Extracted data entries
■ ■ ■ ■

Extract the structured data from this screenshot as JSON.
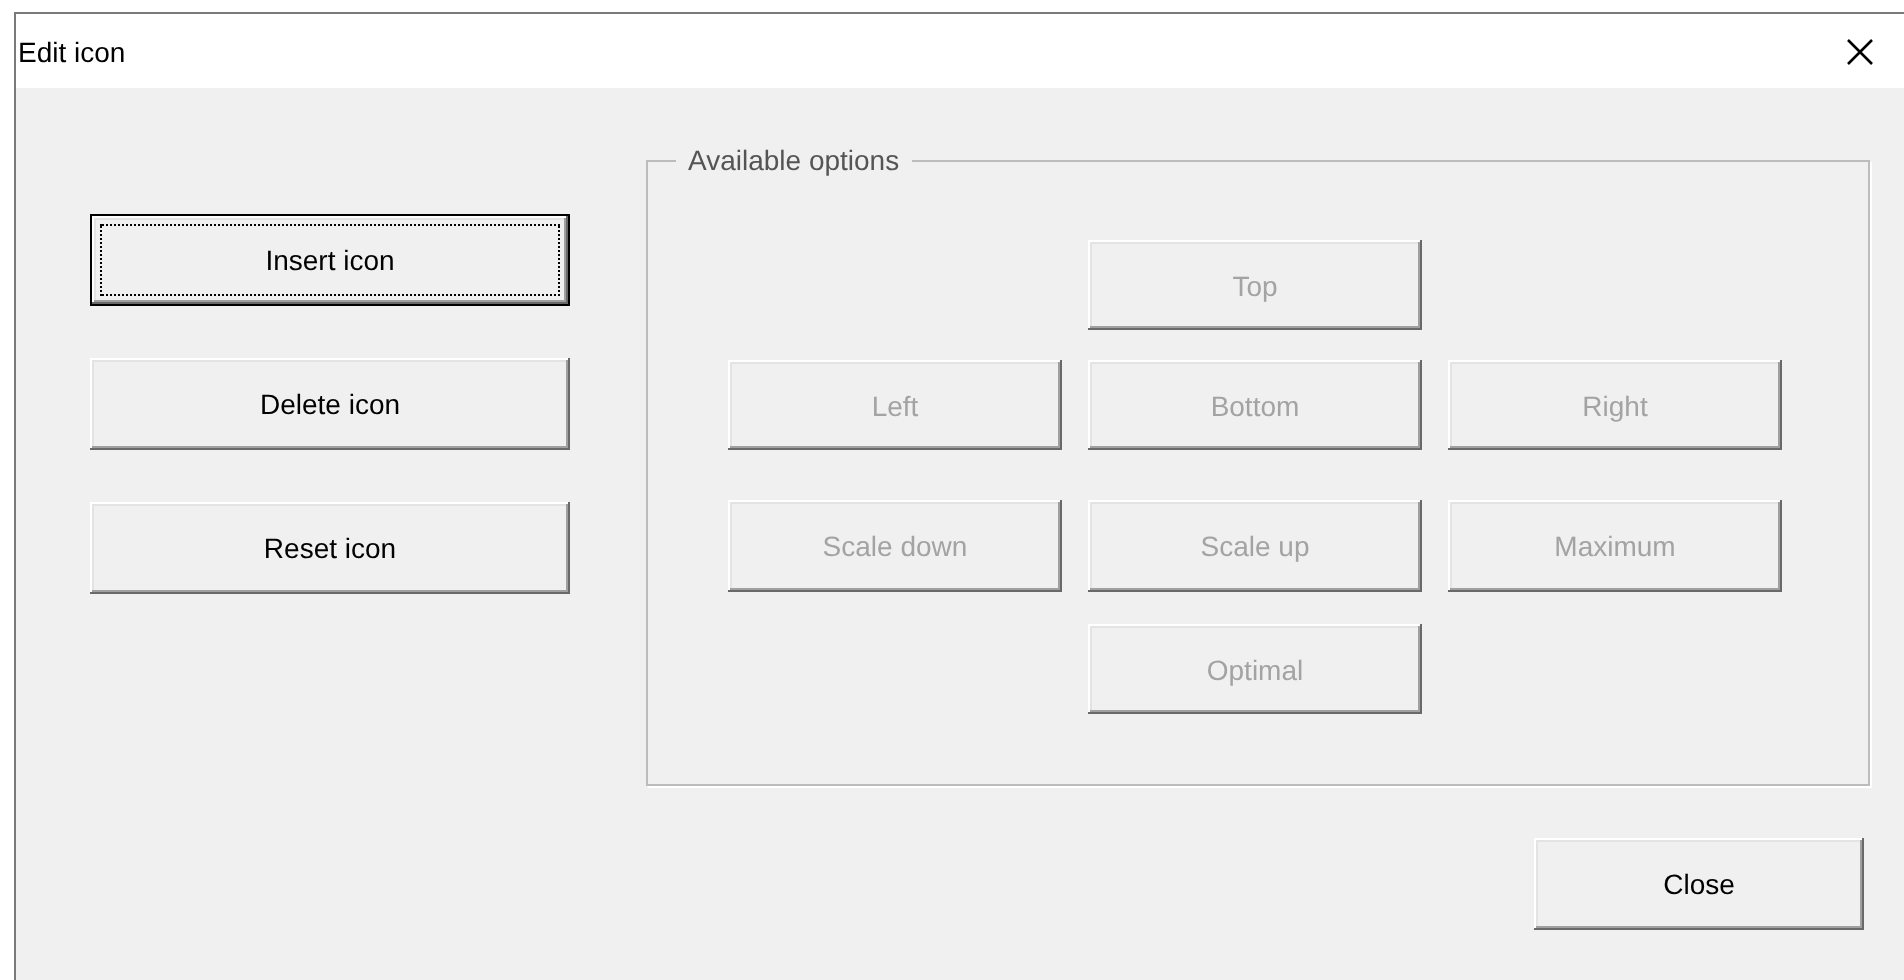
{
  "window": {
    "title": "Edit icon"
  },
  "actions": [
    {
      "label": "Insert icon",
      "focused": true,
      "disabled": false
    },
    {
      "label": "Delete icon",
      "focused": false,
      "disabled": false
    },
    {
      "label": "Reset icon",
      "focused": false,
      "disabled": false
    }
  ],
  "options_group": {
    "title": "Available options",
    "buttons": [
      {
        "label": "Top",
        "disabled": true
      },
      {
        "label": "Left",
        "disabled": true
      },
      {
        "label": "Bottom",
        "disabled": true
      },
      {
        "label": "Right",
        "disabled": true
      },
      {
        "label": "Scale down",
        "disabled": true
      },
      {
        "label": "Scale up",
        "disabled": true
      },
      {
        "label": "Maximum",
        "disabled": true
      },
      {
        "label": "Optimal",
        "disabled": true
      }
    ]
  },
  "footer_button": {
    "label": "Close",
    "focused": false,
    "disabled": false
  }
}
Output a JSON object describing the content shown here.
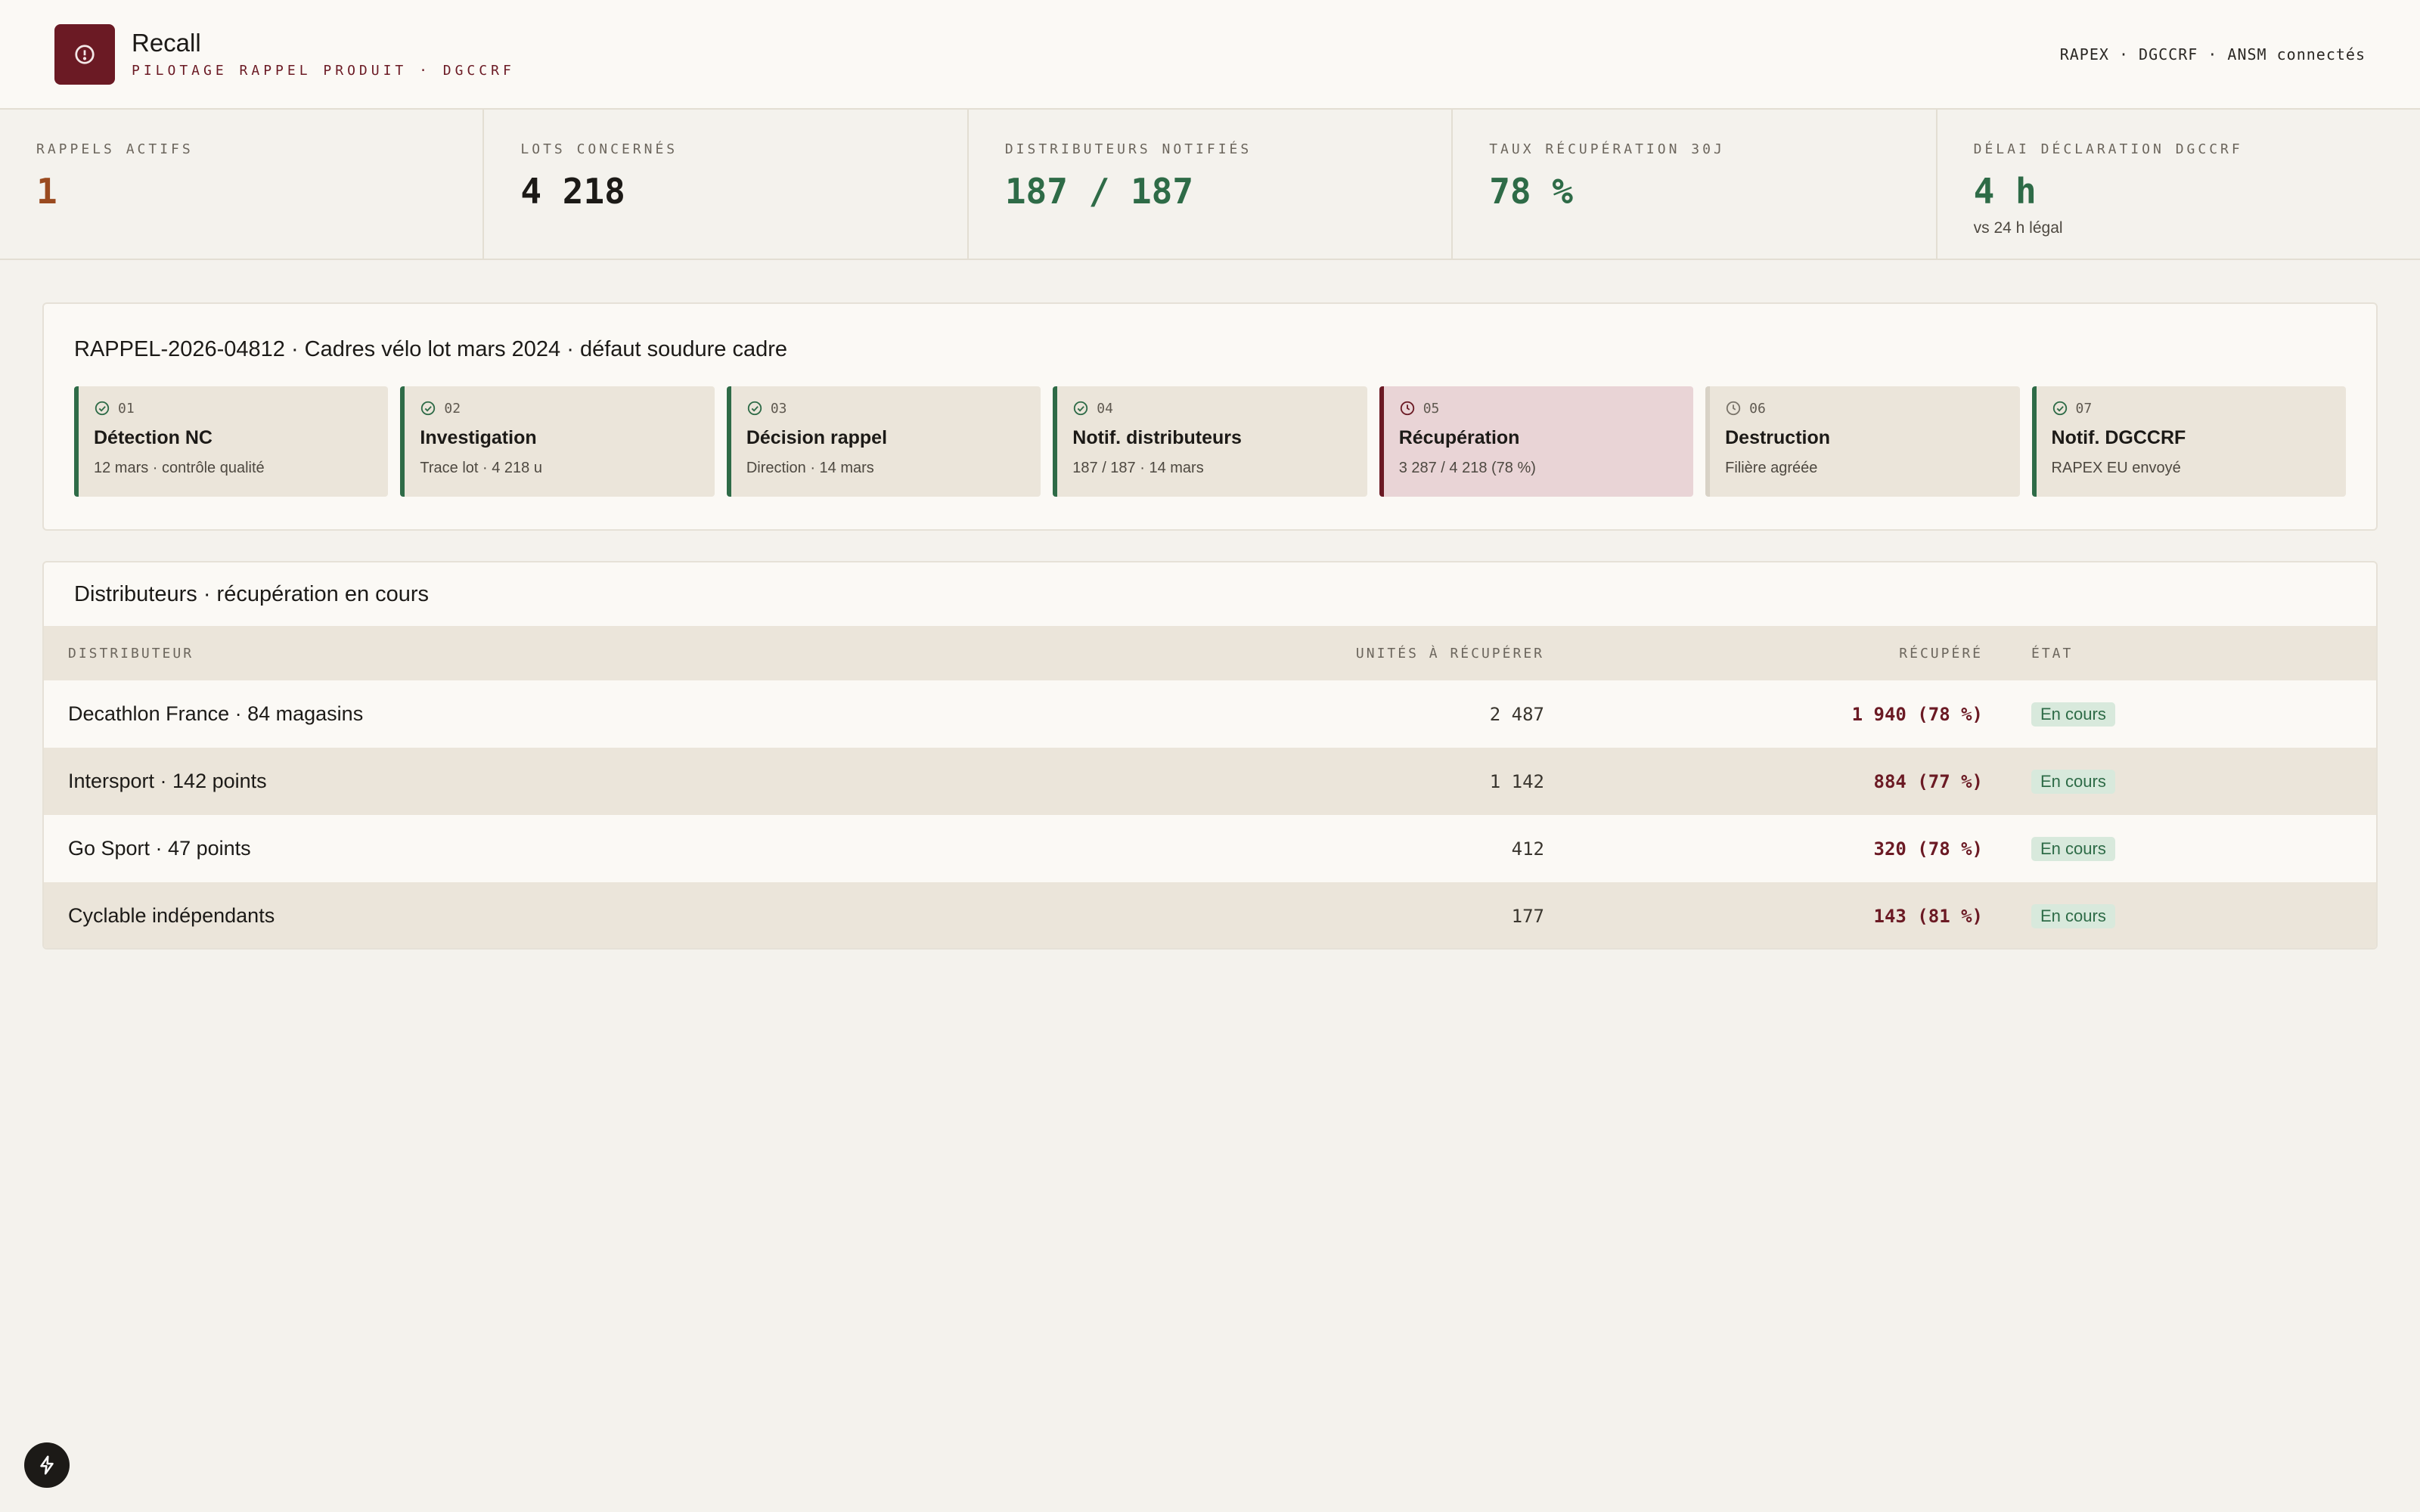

■ ■ ■ ■

Transcribe the material exactly, keeping every word and none of the pictures.

Extract the structured data from this screenshot as JSON.
{
  "window": {
    "title": "Edit icon"
  },
  "actions": [
    {
      "label": "Insert icon",
      "focused": true,
      "disabled": false
    },
    {
      "label": "Delete icon",
      "focused": false,
      "disabled": false
    },
    {
      "label": "Reset icon",
      "focused": false,
      "disabled": false
    }
  ],
  "options_group": {
    "title": "Available options",
    "buttons": [
      {
        "label": "Top",
        "disabled": true
      },
      {
        "label": "Left",
        "disabled": true
      },
      {
        "label": "Bottom",
        "disabled": true
      },
      {
        "label": "Right",
        "disabled": true
      },
      {
        "label": "Scale down",
        "disabled": true
      },
      {
        "label": "Scale up",
        "disabled": true
      },
      {
        "label": "Maximum",
        "disabled": true
      },
      {
        "label": "Optimal",
        "disabled": true
      }
    ]
  },
  "footer_button": {
    "label": "Close",
    "focused": false,
    "disabled": false
  }
}
Output a JSON object describing the content shown here.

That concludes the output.